Saved data entries
┏━━

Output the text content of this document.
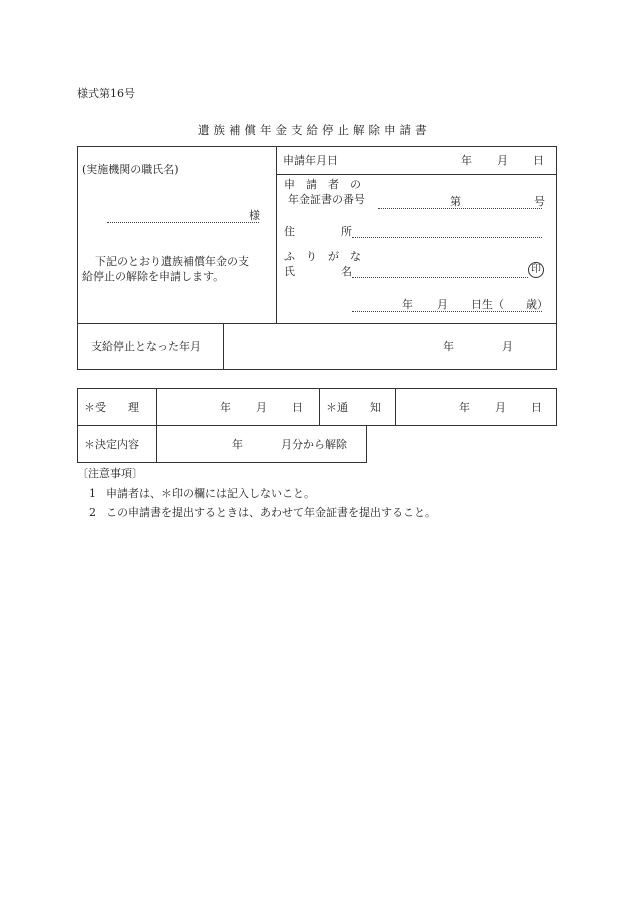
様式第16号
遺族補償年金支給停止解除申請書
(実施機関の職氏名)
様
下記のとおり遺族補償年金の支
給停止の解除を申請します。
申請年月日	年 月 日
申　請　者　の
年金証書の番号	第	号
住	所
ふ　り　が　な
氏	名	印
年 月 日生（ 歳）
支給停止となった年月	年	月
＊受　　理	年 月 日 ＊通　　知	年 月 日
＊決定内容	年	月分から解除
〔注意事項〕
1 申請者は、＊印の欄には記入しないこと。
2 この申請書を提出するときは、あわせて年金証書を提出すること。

┗━━
┏━━

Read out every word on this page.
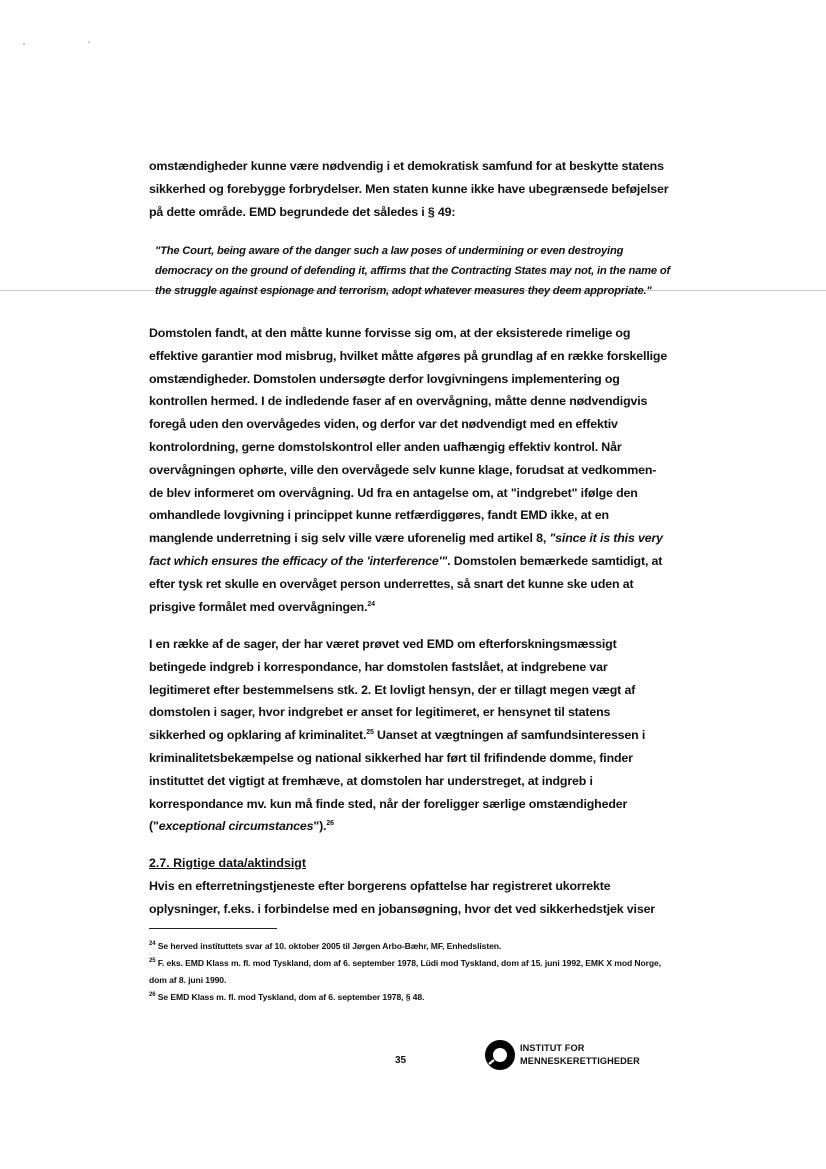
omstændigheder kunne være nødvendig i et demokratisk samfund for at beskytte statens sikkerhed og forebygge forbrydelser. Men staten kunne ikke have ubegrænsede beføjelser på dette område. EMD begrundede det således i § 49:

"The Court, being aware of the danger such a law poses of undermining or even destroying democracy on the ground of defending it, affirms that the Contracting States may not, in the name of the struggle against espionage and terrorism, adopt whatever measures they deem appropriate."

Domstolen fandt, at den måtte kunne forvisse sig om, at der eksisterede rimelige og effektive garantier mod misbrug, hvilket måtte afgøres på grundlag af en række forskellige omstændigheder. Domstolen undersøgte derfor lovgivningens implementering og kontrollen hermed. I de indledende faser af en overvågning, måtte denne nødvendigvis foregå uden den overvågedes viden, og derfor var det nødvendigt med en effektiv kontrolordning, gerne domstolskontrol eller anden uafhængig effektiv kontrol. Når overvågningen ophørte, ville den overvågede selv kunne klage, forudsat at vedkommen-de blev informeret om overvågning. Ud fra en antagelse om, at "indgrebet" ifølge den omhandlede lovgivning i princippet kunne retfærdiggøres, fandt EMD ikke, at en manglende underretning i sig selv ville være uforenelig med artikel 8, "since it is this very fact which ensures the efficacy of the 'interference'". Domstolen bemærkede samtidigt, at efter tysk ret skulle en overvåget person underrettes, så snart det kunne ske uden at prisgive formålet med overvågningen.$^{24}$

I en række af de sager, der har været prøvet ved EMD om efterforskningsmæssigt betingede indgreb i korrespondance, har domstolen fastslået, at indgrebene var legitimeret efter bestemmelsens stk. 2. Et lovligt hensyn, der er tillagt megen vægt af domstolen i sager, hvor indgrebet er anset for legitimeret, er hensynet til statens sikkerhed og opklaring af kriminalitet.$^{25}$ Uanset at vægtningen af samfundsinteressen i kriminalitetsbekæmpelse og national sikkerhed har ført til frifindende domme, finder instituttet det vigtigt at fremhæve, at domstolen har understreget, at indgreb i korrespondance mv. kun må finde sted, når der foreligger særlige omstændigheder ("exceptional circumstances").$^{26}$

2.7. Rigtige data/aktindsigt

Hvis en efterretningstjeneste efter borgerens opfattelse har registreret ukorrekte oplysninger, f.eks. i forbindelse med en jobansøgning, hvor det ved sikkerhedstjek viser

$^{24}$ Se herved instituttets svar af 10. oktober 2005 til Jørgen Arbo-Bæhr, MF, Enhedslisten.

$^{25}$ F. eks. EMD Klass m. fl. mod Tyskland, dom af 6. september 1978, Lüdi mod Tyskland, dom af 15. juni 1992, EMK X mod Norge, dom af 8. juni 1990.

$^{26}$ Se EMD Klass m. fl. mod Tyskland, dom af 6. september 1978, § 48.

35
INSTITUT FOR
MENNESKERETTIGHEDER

┗━━
┏━━

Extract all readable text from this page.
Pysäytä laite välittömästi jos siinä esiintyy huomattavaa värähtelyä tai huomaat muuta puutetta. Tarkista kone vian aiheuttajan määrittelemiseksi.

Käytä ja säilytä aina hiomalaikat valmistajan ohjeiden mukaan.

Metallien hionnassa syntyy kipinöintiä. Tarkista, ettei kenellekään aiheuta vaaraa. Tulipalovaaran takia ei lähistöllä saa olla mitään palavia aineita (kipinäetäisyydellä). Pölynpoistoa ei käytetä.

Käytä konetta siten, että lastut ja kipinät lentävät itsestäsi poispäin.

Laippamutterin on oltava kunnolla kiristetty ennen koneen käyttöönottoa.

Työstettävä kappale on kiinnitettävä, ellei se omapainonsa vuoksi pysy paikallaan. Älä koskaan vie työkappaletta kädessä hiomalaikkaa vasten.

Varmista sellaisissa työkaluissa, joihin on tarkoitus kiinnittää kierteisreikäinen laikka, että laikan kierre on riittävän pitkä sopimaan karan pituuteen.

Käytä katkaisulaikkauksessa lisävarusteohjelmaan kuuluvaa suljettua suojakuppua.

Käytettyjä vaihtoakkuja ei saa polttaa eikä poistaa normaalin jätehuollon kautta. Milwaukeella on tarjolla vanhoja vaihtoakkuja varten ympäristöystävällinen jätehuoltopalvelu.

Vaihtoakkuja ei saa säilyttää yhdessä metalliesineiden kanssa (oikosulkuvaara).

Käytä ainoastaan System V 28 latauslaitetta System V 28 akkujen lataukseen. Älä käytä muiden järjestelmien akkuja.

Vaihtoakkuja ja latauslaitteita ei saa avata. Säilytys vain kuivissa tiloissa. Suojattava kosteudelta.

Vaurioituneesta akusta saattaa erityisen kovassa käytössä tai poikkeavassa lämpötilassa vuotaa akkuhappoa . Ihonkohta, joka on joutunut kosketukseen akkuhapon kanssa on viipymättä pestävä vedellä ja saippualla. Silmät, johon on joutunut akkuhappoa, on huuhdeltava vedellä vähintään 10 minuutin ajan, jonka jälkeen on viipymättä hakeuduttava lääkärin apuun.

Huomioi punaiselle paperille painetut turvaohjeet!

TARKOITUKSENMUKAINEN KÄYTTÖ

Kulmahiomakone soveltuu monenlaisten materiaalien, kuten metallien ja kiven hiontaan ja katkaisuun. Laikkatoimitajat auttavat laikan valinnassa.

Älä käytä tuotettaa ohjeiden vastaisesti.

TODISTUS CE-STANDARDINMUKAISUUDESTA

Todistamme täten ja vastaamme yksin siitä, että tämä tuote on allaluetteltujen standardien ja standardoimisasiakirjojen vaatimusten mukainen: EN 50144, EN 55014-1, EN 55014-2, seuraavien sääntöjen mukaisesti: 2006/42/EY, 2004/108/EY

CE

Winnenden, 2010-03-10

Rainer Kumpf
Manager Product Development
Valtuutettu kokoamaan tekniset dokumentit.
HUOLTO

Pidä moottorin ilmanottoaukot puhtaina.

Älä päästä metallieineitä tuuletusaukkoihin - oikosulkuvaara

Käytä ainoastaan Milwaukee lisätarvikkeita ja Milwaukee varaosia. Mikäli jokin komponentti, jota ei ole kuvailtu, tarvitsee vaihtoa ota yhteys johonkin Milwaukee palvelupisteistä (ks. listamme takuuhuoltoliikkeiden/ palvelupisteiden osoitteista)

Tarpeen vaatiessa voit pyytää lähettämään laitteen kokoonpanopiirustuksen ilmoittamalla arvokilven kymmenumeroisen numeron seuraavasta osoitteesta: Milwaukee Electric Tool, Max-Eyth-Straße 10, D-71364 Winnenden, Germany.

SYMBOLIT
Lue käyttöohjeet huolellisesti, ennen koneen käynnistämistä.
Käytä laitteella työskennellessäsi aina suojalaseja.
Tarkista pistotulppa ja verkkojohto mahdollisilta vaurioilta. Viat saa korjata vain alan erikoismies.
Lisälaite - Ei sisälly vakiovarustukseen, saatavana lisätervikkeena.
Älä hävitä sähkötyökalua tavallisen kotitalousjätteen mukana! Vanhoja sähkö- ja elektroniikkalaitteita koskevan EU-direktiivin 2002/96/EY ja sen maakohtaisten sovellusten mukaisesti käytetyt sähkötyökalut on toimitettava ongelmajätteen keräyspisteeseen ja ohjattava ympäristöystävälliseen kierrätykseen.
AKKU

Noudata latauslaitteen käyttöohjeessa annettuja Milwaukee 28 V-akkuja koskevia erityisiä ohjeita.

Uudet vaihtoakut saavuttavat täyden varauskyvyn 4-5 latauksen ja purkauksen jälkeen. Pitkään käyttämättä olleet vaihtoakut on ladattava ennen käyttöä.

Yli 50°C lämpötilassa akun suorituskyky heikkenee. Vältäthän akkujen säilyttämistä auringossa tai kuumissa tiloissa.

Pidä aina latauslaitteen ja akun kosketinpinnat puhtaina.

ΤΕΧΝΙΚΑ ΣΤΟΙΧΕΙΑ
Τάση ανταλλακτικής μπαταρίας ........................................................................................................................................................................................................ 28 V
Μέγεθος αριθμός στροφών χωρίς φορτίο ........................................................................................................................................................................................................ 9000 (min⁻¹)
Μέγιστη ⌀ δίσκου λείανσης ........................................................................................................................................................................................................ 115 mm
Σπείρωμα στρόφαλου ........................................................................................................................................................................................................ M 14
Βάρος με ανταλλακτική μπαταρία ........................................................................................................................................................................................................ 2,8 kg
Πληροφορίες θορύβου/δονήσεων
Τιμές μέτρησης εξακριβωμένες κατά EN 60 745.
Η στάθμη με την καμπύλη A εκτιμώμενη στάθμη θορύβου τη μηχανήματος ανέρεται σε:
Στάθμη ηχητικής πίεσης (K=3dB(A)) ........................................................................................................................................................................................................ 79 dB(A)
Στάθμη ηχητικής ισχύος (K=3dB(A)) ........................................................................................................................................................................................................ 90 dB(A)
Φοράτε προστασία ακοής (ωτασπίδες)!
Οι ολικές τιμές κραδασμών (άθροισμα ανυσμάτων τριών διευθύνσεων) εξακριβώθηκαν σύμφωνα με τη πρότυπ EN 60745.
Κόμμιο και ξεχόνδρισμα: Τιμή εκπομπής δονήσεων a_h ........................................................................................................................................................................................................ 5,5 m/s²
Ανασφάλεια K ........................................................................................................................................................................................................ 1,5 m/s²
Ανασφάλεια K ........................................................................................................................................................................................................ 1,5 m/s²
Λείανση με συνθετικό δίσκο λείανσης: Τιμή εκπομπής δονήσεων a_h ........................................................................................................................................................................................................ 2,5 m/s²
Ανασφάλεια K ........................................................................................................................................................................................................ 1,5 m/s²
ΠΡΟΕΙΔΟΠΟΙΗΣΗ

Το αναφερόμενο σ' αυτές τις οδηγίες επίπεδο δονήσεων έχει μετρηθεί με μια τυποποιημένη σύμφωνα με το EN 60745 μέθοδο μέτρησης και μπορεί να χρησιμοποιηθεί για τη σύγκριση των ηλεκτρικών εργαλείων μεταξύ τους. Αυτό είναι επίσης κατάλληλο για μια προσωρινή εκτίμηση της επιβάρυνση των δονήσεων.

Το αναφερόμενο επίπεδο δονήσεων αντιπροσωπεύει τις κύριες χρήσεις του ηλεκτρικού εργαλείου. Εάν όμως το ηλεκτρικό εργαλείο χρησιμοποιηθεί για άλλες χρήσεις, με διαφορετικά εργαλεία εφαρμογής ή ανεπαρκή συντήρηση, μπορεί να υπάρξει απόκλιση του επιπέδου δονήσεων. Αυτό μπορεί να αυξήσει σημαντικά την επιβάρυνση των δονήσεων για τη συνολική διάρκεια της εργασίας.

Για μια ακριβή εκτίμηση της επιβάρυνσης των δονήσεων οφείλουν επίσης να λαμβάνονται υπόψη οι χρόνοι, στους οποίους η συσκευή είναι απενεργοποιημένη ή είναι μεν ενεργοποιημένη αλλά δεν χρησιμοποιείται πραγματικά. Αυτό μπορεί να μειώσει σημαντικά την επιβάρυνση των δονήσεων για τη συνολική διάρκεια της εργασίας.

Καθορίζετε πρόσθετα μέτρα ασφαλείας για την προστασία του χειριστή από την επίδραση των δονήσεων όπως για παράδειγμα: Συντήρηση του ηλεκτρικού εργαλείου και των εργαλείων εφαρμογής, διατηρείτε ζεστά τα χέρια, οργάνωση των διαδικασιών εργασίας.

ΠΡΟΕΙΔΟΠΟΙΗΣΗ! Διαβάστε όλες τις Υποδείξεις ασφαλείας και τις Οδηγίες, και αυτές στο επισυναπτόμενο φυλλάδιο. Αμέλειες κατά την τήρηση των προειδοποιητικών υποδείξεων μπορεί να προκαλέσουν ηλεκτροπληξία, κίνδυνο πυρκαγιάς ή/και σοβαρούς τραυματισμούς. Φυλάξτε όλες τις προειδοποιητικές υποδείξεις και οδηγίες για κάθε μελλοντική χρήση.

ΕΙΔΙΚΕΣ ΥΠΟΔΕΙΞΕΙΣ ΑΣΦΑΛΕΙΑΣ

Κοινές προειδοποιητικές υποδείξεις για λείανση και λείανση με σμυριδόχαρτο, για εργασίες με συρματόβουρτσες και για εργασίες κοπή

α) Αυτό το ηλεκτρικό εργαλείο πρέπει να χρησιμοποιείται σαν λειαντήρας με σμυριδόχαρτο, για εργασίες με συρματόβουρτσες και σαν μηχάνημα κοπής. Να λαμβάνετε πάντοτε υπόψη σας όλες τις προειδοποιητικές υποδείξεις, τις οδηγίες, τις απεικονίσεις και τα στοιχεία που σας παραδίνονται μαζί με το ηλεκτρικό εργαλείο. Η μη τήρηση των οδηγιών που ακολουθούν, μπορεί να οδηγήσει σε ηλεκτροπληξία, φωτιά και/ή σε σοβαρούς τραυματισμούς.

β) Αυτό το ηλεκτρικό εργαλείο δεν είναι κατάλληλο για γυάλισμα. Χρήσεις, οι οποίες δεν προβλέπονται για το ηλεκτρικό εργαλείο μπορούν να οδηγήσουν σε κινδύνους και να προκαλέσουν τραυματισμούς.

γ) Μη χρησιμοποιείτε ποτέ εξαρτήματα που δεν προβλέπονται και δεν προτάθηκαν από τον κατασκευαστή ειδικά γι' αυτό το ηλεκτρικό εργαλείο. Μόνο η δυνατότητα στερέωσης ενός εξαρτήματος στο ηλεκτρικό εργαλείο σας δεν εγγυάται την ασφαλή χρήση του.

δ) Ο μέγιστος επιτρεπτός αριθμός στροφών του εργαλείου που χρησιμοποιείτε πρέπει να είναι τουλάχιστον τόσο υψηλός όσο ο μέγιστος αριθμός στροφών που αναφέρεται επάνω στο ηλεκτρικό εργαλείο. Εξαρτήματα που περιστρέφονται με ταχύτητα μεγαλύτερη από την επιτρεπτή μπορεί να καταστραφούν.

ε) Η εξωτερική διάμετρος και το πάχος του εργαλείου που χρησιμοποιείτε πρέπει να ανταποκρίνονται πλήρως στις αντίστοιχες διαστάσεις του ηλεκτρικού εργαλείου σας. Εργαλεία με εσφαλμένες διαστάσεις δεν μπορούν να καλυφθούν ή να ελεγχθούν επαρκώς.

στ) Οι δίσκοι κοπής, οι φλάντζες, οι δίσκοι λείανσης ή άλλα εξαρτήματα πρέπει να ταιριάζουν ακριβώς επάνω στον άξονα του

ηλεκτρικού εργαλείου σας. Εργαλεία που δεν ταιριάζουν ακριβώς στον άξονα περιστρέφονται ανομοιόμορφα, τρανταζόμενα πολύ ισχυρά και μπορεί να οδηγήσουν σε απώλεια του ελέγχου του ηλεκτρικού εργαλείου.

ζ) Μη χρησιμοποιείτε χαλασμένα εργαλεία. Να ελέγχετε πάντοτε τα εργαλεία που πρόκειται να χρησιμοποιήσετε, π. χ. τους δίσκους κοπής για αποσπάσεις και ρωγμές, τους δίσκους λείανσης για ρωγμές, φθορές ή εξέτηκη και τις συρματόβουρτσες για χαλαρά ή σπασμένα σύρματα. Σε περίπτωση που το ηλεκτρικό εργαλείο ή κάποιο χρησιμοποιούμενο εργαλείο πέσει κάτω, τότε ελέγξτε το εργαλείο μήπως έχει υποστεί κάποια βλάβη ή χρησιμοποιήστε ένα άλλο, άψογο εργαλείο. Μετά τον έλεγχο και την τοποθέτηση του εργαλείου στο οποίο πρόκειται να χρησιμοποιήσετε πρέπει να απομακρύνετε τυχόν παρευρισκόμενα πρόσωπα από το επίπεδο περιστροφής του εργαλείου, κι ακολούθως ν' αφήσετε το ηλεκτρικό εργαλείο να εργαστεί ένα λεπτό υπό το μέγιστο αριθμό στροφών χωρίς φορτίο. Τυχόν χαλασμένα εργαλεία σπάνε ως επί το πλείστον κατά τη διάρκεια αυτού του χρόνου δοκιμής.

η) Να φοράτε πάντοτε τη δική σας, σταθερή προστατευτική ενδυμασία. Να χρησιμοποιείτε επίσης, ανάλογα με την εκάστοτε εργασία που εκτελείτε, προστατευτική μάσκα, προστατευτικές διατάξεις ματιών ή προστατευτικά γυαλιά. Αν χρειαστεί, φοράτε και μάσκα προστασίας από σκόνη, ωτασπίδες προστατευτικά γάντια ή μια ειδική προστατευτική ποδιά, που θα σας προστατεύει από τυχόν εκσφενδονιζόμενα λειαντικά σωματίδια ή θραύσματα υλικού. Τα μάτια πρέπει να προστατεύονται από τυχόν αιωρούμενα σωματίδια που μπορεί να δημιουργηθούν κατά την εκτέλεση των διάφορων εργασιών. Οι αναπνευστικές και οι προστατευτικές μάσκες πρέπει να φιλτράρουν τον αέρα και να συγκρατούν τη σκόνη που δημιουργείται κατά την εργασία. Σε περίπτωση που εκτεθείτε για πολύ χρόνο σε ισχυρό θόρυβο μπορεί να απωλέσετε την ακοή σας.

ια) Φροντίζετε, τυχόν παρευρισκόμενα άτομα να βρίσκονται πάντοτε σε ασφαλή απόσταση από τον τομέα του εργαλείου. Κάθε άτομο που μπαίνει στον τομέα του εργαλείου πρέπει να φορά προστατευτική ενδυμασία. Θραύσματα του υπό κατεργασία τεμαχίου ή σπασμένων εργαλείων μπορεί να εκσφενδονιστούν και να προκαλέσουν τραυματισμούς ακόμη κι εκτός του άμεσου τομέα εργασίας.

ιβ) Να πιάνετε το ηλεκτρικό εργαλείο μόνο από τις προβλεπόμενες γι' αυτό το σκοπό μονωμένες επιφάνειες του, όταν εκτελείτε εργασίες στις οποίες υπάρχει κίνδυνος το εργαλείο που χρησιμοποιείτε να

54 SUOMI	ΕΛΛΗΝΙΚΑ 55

┗━━

> DIRECTIVE: Check each line of the records above for "text", and copy those that have it.

> ANSWER TO THE PROBLEM:
Output the text content of this document.
Extract all readable text from this page.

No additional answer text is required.